Exercise directions:
Lines that hold the string "Inhalt" are to be counted; give only their number.

-- Provided records start --

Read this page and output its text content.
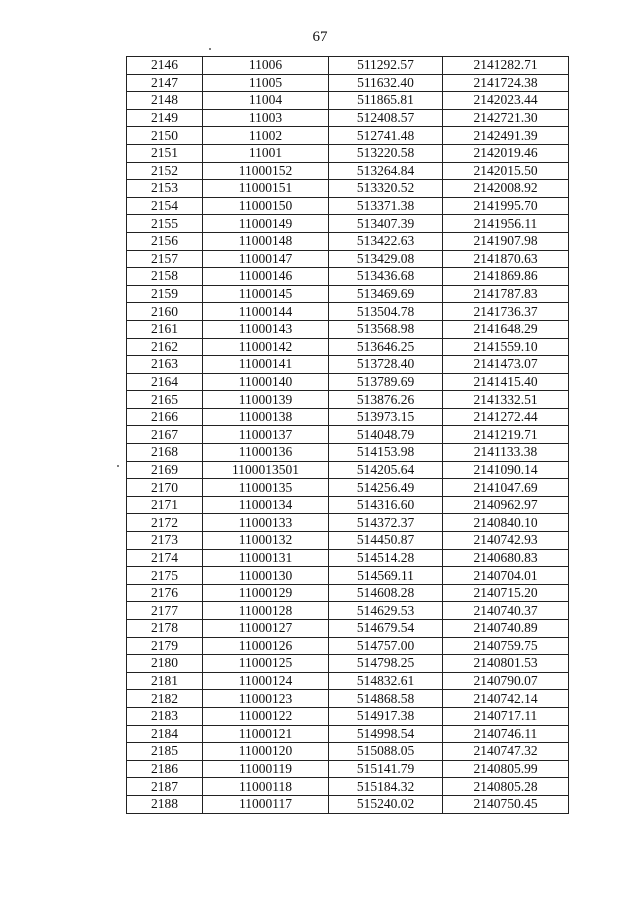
67
2146	11006	511292.57	2141282.71
2147	11005	511632.40	2141724.38
2148	11004	511865.81	2142023.44
2149	11003	512408.57	2142721.30
2150	11002	512741.48	2142491.39
2151	11001	513220.58	2142019.46
2152	11000152	513264.84	2142015.50
2153	11000151	513320.52	2142008.92
2154	11000150	513371.38	2141995.70
2155	11000149	513407.39	2141956.11
2156	11000148	513422.63	2141907.98
2157	11000147	513429.08	2141870.63
2158	11000146	513436.68	2141869.86
2159	11000145	513469.69	2141787.83
2160	11000144	513504.78	2141736.37
2161	11000143	513568.98	2141648.29
2162	11000142	513646.25	2141559.10
2163	11000141	513728.40	2141473.07
2164	11000140	513789.69	2141415.40
2165	11000139	513876.26	2141332.51
2166	11000138	513973.15	2141272.44
2167	11000137	514048.79	2141219.71
2168	11000136	514153.98	2141133.38
2169	1100013501	514205.64	2141090.14
2170	11000135	514256.49	2141047.69
2171	11000134	514316.60	2140962.97
2172	11000133	514372.37	2140840.10
2173	11000132	514450.87	2140742.93
2174	11000131	514514.28	2140680.83
2175	11000130	514569.11	2140704.01
2176	11000129	514608.28	2140715.20
2177	11000128	514629.53	2140740.37
2178	11000127	514679.54	2140740.89
2179	11000126	514757.00	2140759.75
2180	11000125	514798.25	2140801.53
2181	11000124	514832.61	2140790.07
2182	11000123	514868.58	2140742.14
2183	11000122	514917.38	2140717.11
2184	11000121	514998.54	2140746.11
2185	11000120	515088.05	2140747.32
2186	11000119	515141.79	2140805.99
2187	11000118	515184.32	2140805.28
2188	11000117	515240.02	2140750.45
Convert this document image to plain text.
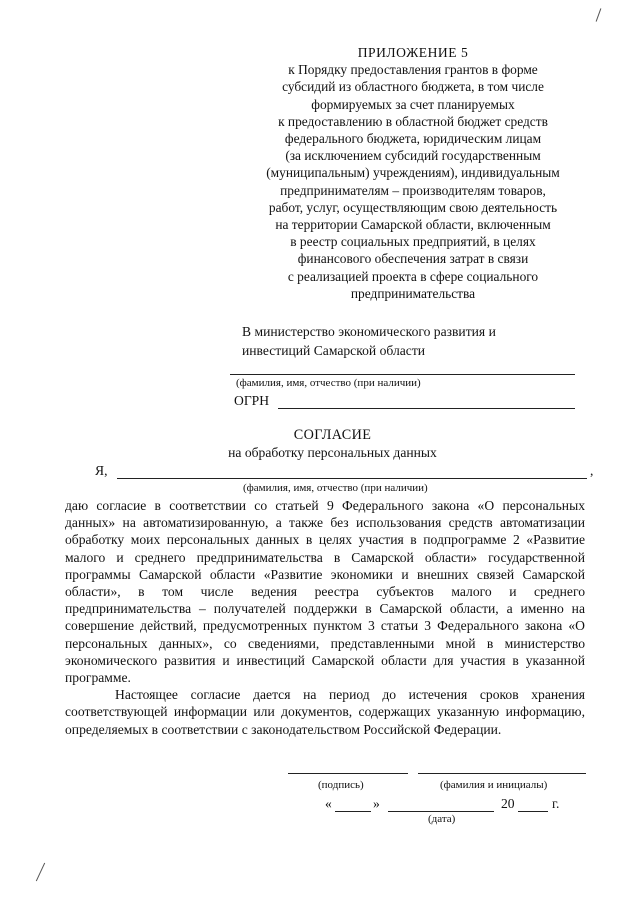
ПРИЛОЖЕНИЕ 5
к Порядку предоставления грантов в форме
субсидий из областного бюджета, в том числе
формируемых за счет планируемых
к предоставлению в областной бюджет средств
федерального бюджета, юридическим лицам
(за исключением субсидий государственным
(муниципальным) учреждениям), индивидуальным
предпринимателям – производителям товаров,
работ, услуг, осуществляющим свою деятельность
на территории Самарской области, включенным
в реестр социальных предприятий, в целях
финансового обеспечения затрат в связи
с реализацией проекта в сфере социального
предпринимательства
В министерство экономического развития и
инвестиций Самарской области
(фамилия, имя, отчество (при наличии)
ОГРН
СОГЛАСИЕ
на обработку персональных данных
Я,	,
(фамилия, имя, отчество (при наличии)

даю согласие в соответствии со статьей 9 Федерального закона «О персональных данных» на автоматизированную, а также без использования средств автоматизации обработку моих персональных данных в целях участия в подпрограмме 2 «Развитие малого и среднего предпринимательства в Самарской области» государственной программы Самарской области «Развитие экономики и внешних связей Самарской области», в том числе ведения реестра субъектов малого и среднего предпринимательства – получателей поддержки в Самарской области, а именно на совершение действий, предусмотренных пунктом 3 статьи 3 Федерального закона «О персональных данных», со сведениями, представленными мной в министерство экономического развития и инвестиций Самарской области для участия в указанной программе.

Настоящее согласие дается на период до истечения сроков хранения соответствующей информации или документов, содержащих указанную информацию, определяемых в соответствии с законодательством Российской Федерации.

(подпись)	(фамилия и инициалы)
«	»	20	г.
(дата)
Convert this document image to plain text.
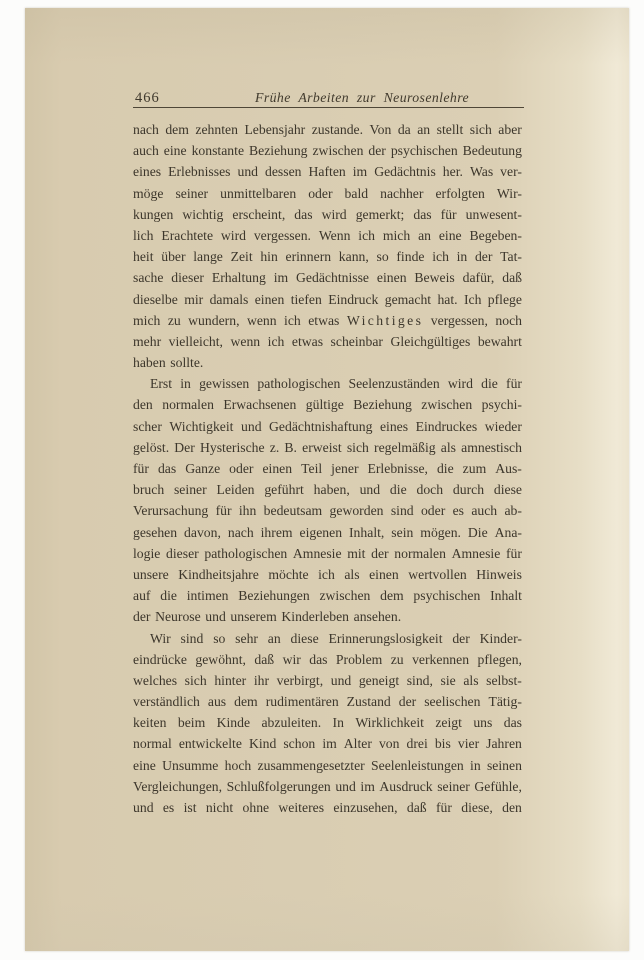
466	Frühe Arbeiten zur Neurosenlehre
nach dem zehnten Lebensjahr zustande. Von da an stellt sich aber
auch eine konstante Beziehung zwischen der psychischen Bedeutung
eines Erlebnisses und dessen Haften im Gedächtnis her. Was ver-
möge seiner unmittelbaren oder bald nachher erfolgten Wir-
kungen wichtig erscheint, das wird gemerkt; das für unwesent-
lich Erachtete wird vergessen. Wenn ich mich an eine Begeben-
heit über lange Zeit hin erinnern kann, so finde ich in der Tat-
sache dieser Erhaltung im Gedächtnisse einen Beweis dafür, daß
dieselbe mir damals einen tiefen Eindruck gemacht hat. Ich pflege
mich zu wundern, wenn ich etwas Wichtiges vergessen, noch
mehr vielleicht, wenn ich etwas scheinbar Gleichgültiges bewahrt
haben sollte.
Erst in gewissen pathologischen Seelenzuständen wird die für
den normalen Erwachsenen gültige Beziehung zwischen psychi-
scher Wichtigkeit und Gedächtnishaftung eines Eindruckes wieder
gelöst. Der Hysterische z. B. erweist sich regelmäßig als amnestisch
für das Ganze oder einen Teil jener Erlebnisse, die zum Aus-
bruch seiner Leiden geführt haben, und die doch durch diese
Verursachung für ihn bedeutsam geworden sind oder es auch ab-
gesehen davon, nach ihrem eigenen Inhalt, sein mögen. Die Ana-
logie dieser pathologischen Amnesie mit der normalen Amnesie für
unsere Kindheitsjahre möchte ich als einen wertvollen Hinweis
auf die intimen Beziehungen zwischen dem psychischen Inhalt
der Neurose und unserem Kinderleben ansehen.
Wir sind so sehr an diese Erinnerungslosigkeit der Kinder-
eindrücke gewöhnt, daß wir das Problem zu verkennen pflegen,
welches sich hinter ihr verbirgt, und geneigt sind, sie als selbst-
verständlich aus dem rudimentären Zustand der seelischen Tätig-
keiten beim Kinde abzuleiten. In Wirklichkeit zeigt uns das
normal entwickelte Kind schon im Alter von drei bis vier Jahren
eine Unsumme hoch zusammengesetzter Seelenleistungen in seinen
Vergleichungen, Schlußfolgerungen und im Ausdruck seiner Gefühle,
und es ist nicht ohne weiteres einzusehen, daß für diese, den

-- Provided records end --

Solved problem:
2